• _PROBLEM DESCRIPTION_: Each line that includes "sobre" counts once; give the total and nothing besides.

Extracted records

════════

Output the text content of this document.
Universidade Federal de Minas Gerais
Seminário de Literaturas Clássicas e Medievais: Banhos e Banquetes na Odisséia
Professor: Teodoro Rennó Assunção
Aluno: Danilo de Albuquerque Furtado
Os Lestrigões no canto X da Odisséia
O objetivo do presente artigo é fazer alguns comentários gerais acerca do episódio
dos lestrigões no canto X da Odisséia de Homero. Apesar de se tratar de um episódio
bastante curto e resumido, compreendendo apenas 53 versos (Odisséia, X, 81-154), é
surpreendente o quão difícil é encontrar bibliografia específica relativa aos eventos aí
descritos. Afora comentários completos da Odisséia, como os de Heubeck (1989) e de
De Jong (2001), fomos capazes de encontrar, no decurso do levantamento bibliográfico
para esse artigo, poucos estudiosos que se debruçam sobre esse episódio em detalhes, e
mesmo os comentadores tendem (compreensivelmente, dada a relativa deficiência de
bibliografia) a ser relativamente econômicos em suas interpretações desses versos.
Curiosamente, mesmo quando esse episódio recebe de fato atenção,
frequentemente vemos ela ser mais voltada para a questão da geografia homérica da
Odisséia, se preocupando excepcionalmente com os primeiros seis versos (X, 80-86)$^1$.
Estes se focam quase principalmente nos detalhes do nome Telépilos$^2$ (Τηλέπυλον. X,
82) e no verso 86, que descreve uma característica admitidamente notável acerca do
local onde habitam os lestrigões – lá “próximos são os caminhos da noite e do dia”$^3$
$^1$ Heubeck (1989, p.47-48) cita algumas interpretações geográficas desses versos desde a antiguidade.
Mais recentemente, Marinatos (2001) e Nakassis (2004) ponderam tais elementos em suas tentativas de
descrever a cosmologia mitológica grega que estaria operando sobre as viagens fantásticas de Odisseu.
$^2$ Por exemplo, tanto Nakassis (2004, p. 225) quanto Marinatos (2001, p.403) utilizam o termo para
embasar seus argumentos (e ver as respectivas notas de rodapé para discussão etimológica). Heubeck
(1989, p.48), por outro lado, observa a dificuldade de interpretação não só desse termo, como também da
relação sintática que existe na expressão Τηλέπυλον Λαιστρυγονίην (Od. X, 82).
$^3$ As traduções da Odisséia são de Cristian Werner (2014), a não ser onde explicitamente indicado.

════════

• _PROBLEM SOLUTION_: 2